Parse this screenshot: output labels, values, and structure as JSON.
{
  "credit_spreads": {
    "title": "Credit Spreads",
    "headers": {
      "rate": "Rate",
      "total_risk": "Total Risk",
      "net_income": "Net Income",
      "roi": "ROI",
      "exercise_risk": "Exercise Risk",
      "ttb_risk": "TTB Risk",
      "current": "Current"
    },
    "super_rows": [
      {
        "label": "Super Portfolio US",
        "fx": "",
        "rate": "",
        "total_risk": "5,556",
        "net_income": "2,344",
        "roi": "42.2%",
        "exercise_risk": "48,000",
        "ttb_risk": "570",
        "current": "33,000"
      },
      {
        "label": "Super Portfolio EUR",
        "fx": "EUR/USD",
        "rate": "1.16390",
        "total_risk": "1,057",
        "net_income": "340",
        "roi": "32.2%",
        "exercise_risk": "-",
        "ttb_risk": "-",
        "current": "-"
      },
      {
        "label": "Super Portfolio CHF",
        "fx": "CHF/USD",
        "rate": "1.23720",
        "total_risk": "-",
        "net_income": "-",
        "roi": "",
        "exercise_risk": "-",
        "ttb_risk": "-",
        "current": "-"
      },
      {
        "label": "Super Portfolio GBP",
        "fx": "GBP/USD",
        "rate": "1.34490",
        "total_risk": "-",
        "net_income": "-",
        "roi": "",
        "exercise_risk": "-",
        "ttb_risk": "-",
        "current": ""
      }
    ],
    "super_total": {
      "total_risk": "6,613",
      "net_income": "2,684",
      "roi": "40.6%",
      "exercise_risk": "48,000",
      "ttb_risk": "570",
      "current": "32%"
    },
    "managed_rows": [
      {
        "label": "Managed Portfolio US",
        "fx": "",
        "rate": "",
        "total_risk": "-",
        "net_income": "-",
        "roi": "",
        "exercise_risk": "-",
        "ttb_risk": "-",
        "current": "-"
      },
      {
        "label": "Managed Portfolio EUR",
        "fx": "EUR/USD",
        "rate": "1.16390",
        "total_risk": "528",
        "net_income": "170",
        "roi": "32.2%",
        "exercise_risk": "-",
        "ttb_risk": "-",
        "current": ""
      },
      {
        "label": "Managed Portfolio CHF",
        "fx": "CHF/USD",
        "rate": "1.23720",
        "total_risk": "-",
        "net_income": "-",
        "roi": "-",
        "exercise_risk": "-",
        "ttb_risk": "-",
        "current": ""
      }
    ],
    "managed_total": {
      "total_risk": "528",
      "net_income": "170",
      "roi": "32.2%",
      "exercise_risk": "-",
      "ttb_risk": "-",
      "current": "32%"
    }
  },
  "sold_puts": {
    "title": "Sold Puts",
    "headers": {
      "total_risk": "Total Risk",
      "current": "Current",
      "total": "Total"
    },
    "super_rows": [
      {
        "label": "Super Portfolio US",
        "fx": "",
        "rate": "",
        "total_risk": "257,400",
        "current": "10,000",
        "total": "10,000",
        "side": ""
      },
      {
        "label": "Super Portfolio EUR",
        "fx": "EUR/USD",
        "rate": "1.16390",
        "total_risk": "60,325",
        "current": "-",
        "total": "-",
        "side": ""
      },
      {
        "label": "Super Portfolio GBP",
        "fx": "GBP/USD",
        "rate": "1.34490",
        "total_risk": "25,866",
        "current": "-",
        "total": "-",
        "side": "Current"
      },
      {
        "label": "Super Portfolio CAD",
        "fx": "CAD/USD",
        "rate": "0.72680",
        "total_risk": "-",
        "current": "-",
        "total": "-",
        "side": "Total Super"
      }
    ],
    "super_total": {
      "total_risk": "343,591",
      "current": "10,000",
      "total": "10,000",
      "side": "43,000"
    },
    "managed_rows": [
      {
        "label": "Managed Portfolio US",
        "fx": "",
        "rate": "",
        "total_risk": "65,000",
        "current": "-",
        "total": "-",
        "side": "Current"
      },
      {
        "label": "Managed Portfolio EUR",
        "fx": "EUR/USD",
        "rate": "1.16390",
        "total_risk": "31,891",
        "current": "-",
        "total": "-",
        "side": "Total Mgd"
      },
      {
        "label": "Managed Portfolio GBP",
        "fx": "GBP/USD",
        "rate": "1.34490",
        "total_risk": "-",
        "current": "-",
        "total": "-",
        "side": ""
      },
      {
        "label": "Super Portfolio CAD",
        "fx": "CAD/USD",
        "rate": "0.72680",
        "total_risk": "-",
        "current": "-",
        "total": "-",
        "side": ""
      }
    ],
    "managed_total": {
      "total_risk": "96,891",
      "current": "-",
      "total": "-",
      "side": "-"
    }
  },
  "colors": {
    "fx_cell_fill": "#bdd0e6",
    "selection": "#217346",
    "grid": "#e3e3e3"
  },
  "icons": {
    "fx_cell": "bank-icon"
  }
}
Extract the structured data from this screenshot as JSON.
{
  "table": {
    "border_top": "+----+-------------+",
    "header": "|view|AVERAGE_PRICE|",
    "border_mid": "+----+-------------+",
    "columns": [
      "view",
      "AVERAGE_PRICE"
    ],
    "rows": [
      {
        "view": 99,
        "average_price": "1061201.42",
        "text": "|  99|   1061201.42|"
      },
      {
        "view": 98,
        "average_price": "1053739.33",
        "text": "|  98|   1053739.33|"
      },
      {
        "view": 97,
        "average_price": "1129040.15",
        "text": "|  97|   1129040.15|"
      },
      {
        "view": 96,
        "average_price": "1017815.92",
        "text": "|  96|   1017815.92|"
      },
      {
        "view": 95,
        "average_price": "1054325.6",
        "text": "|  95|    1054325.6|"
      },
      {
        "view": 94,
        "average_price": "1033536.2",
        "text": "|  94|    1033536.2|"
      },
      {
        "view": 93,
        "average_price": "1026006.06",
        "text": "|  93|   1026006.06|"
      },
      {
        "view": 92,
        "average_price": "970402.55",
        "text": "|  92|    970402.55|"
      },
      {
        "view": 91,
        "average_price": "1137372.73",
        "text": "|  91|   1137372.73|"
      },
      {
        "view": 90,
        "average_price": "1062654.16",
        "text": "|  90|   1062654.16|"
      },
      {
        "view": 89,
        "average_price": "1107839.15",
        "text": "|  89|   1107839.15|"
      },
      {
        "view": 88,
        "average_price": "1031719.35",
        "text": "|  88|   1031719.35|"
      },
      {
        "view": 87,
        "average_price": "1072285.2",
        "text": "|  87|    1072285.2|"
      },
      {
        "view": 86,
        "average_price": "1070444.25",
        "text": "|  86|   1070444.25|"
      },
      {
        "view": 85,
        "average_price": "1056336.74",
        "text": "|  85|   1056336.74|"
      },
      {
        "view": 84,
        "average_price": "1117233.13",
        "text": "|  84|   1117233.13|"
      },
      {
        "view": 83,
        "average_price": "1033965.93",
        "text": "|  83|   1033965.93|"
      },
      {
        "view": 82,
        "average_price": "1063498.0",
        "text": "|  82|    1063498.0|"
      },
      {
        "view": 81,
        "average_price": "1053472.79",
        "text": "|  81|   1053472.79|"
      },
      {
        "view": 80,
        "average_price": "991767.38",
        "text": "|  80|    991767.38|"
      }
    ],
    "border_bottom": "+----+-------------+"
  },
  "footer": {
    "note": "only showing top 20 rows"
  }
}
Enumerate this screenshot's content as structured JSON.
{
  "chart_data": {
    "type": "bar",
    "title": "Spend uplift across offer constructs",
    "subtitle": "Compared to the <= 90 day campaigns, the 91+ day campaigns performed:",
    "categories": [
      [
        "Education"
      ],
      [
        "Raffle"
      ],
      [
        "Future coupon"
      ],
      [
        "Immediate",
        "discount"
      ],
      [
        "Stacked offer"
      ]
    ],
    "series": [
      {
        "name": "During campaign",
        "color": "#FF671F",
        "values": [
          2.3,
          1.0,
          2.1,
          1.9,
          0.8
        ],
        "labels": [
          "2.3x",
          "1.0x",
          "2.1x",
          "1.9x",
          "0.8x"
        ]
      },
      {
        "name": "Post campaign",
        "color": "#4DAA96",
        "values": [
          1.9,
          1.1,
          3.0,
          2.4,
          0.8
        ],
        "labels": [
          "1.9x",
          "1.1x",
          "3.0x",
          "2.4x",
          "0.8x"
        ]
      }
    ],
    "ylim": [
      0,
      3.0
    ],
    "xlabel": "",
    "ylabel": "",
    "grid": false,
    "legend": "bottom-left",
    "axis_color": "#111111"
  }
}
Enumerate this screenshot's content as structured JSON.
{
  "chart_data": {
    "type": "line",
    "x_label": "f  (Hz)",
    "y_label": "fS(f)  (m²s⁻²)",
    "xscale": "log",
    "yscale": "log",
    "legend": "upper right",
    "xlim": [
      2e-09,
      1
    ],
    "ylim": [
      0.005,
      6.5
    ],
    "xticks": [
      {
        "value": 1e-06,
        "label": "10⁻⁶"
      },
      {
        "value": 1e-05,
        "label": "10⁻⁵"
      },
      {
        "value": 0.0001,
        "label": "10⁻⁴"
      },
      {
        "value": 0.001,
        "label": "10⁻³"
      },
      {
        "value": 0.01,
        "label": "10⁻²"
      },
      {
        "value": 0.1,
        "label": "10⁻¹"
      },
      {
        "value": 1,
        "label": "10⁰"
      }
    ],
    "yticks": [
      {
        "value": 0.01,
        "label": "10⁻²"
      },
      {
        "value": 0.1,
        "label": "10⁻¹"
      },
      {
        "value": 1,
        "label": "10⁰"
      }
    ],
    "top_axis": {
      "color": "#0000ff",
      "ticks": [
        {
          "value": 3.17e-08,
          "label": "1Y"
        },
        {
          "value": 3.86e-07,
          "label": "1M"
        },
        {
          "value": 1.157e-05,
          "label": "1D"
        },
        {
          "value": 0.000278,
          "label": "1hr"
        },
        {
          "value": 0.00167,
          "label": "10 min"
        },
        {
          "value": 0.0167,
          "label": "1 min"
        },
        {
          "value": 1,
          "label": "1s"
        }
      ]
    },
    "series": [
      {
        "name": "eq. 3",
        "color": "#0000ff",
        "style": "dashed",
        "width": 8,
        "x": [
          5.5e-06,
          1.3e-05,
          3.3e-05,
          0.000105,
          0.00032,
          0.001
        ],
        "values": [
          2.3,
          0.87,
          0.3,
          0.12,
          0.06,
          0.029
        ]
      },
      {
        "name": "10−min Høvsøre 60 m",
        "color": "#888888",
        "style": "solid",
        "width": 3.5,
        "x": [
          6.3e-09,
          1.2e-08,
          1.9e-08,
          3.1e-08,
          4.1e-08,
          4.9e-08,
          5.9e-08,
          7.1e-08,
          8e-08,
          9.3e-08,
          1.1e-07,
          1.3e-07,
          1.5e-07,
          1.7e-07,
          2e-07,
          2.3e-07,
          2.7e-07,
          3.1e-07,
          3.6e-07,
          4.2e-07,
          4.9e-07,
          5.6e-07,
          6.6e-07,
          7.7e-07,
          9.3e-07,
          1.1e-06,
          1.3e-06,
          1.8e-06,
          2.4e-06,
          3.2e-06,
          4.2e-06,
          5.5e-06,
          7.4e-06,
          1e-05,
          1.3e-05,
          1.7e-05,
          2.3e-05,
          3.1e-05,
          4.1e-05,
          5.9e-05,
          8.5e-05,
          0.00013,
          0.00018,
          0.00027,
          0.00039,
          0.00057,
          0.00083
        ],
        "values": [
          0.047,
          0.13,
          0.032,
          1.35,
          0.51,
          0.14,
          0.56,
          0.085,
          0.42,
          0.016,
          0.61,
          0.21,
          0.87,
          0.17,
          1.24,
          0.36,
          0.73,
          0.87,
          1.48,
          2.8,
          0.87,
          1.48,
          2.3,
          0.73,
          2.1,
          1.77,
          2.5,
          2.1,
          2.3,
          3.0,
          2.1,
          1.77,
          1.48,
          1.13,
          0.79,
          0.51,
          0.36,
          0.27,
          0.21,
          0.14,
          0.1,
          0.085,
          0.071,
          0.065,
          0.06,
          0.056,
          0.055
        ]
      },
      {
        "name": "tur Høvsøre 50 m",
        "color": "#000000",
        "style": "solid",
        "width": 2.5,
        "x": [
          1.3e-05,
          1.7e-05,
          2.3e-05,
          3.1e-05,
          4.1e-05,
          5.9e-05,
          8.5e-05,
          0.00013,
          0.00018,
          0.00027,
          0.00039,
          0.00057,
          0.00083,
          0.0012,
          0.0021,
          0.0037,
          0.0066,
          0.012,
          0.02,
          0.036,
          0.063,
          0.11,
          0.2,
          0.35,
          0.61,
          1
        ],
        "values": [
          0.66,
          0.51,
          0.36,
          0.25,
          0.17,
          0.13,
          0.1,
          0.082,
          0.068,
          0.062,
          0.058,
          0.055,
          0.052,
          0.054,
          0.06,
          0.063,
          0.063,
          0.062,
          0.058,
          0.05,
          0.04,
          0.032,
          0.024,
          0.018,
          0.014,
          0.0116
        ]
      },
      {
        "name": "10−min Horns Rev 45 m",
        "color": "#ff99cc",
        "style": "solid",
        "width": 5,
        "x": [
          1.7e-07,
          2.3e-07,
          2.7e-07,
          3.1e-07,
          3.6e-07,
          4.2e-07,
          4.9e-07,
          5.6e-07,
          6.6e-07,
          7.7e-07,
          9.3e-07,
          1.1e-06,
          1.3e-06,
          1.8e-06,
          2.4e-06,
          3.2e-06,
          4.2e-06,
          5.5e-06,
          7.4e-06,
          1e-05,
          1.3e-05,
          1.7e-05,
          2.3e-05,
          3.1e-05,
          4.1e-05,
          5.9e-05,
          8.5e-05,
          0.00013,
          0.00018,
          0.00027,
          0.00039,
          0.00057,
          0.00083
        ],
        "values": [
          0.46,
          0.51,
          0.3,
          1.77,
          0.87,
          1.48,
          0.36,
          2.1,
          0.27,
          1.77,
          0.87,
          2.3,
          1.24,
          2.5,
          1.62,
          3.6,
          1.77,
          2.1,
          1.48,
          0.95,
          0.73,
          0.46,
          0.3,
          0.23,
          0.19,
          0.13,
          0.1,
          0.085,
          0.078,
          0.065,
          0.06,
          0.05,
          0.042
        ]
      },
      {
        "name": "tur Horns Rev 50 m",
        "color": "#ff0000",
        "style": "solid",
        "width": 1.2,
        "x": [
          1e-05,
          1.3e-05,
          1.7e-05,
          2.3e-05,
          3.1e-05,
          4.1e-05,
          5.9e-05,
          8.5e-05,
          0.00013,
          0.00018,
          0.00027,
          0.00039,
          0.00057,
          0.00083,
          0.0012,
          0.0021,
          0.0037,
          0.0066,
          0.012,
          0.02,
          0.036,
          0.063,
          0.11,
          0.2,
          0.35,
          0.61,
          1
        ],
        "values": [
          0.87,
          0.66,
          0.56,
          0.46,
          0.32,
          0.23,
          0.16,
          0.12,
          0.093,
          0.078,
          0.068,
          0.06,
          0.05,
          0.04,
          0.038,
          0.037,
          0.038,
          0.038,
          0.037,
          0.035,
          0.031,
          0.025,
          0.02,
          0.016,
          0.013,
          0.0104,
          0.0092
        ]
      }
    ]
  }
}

### Aim
Count up the lines in the listing that hold the word "Høvsøre", and give that number only.

### Full solution
2